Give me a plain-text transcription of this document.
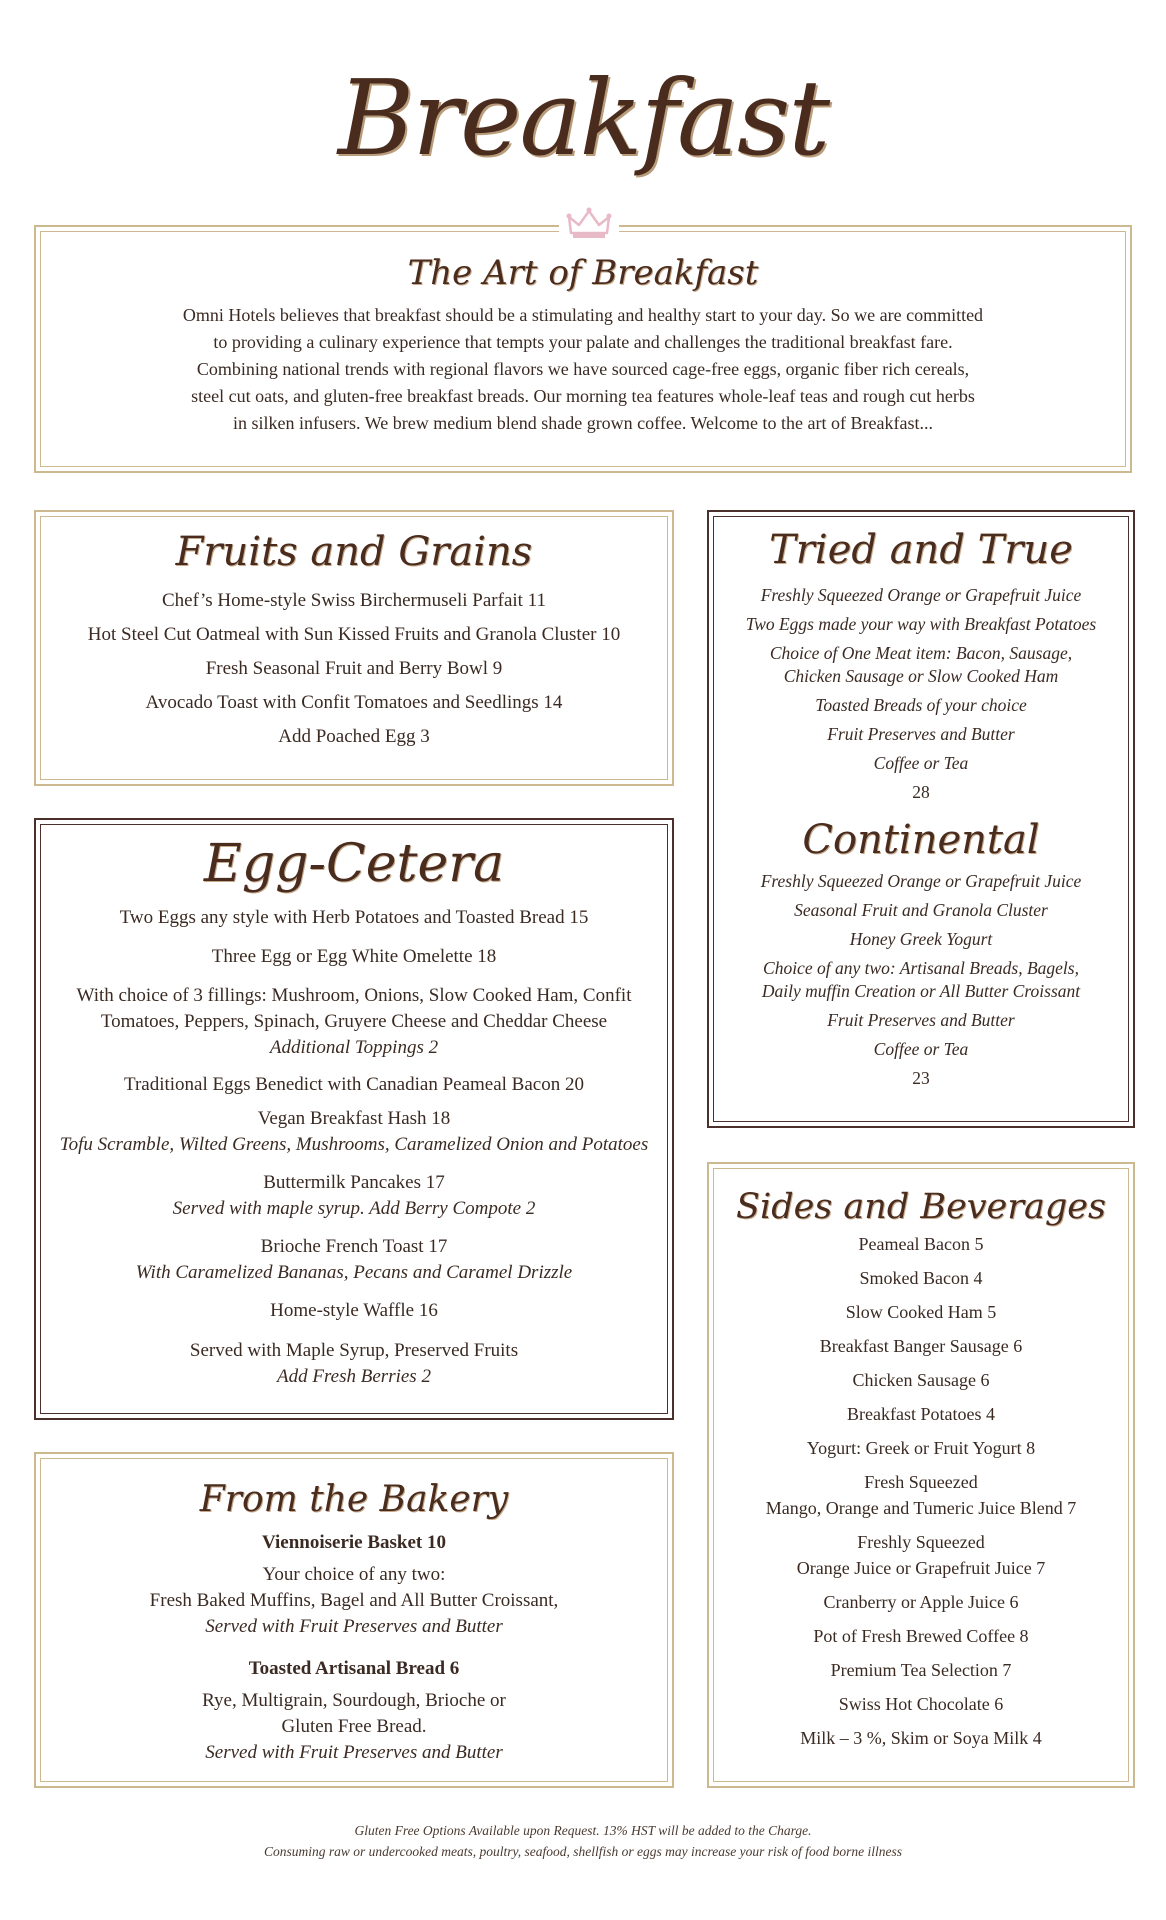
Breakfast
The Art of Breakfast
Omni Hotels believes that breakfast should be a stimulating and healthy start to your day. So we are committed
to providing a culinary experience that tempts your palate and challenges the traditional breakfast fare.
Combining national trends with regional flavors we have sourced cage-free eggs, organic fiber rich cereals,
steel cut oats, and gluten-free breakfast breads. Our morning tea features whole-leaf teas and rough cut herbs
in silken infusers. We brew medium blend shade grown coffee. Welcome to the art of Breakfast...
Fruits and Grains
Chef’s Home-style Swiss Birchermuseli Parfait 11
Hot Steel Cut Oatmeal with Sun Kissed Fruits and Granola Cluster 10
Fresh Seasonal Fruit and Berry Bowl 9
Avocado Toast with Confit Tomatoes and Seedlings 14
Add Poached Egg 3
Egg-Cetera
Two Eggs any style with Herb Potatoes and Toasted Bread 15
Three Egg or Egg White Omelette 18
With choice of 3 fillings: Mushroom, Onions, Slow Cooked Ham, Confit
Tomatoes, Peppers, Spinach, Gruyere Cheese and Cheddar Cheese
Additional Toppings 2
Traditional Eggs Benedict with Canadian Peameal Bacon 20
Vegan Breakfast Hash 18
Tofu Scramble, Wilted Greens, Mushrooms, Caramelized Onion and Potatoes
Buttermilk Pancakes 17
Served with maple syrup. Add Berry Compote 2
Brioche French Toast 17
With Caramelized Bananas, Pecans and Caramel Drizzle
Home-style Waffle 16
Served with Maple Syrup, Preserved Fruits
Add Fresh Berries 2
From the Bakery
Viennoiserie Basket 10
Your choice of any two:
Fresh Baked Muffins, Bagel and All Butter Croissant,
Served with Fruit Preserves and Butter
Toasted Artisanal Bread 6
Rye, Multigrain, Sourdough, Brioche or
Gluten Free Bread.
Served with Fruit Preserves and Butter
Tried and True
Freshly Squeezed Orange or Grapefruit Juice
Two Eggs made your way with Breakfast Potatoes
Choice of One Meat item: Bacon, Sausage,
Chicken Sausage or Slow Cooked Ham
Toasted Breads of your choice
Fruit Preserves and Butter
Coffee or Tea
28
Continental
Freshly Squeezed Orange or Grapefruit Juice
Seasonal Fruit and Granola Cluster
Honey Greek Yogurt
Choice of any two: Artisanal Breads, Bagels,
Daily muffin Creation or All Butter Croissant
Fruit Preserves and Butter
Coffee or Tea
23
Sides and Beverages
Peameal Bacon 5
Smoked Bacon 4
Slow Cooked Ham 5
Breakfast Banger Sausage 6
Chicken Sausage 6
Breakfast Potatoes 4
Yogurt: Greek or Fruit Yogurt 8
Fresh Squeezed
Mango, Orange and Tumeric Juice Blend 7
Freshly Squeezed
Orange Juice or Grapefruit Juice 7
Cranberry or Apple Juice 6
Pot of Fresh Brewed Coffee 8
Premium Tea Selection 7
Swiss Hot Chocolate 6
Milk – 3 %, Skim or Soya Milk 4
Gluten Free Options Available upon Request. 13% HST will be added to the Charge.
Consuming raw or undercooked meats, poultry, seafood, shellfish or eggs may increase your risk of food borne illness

● **Request**
Without the pictures, write out all of the material exactly.

● **Result**
Give me a plain-text transcription of this document.
Breakfast
The Art of Breakfast
Omni Hotels believes that breakfast should be a stimulating and healthy start to your day. So we are committed
to providing a culinary experience that tempts your palate and challenges the traditional breakfast fare.
Combining national trends with regional flavors we have sourced cage-free eggs, organic fiber rich cereals,
steel cut oats, and gluten-free breakfast breads. Our morning tea features whole-leaf teas and rough cut herbs
in silken infusers. We brew medium blend shade grown coffee. Welcome to the art of Breakfast...
Fruits and Grains
Chef’s Home-style Swiss Birchermuseli Parfait 11
Hot Steel Cut Oatmeal with Sun Kissed Fruits and Granola Cluster 10
Fresh Seasonal Fruit and Berry Bowl 9
Avocado Toast with Confit Tomatoes and Seedlings 14
Add Poached Egg 3
Egg-Cetera
Two Eggs any style with Herb Potatoes and Toasted Bread 15
Three Egg or Egg White Omelette 18
With choice of 3 fillings: Mushroom, Onions, Slow Cooked Ham, Confit
Tomatoes, Peppers, Spinach, Gruyere Cheese and Cheddar Cheese
Additional Toppings 2
Traditional Eggs Benedict with Canadian Peameal Bacon 20
Vegan Breakfast Hash 18
Tofu Scramble, Wilted Greens, Mushrooms, Caramelized Onion and Potatoes
Buttermilk Pancakes 17
Served with maple syrup. Add Berry Compote 2
Brioche French Toast 17
With Caramelized Bananas, Pecans and Caramel Drizzle
Home-style Waffle 16
Served with Maple Syrup, Preserved Fruits
Add Fresh Berries 2
From the Bakery
Viennoiserie Basket 10
Your choice of any two:
Fresh Baked Muffins, Bagel and All Butter Croissant,
Served with Fruit Preserves and Butter
Toasted Artisanal Bread 6
Rye, Multigrain, Sourdough, Brioche or
Gluten Free Bread.
Served with Fruit Preserves and Butter
Tried and True
Freshly Squeezed Orange or Grapefruit Juice
Two Eggs made your way with Breakfast Potatoes
Choice of One Meat item: Bacon, Sausage,
Chicken Sausage or Slow Cooked Ham
Toasted Breads of your choice
Fruit Preserves and Butter
Coffee or Tea
28
Continental
Freshly Squeezed Orange or Grapefruit Juice
Seasonal Fruit and Granola Cluster
Honey Greek Yogurt
Choice of any two: Artisanal Breads, Bagels,
Daily muffin Creation or All Butter Croissant
Fruit Preserves and Butter
Coffee or Tea
23
Sides and Beverages
Peameal Bacon 5
Smoked Bacon 4
Slow Cooked Ham 5
Breakfast Banger Sausage 6
Chicken Sausage 6
Breakfast Potatoes 4
Yogurt: Greek or Fruit Yogurt 8
Fresh Squeezed
Mango, Orange and Tumeric Juice Blend 7
Freshly Squeezed
Orange Juice or Grapefruit Juice 7
Cranberry or Apple Juice 6
Pot of Fresh Brewed Coffee 8
Premium Tea Selection 7
Swiss Hot Chocolate 6
Milk – 3 %, Skim or Soya Milk 4
Gluten Free Options Available upon Request. 13% HST will be added to the Charge.
Consuming raw or undercooked meats, poultry, seafood, shellfish or eggs may increase your risk of food borne illness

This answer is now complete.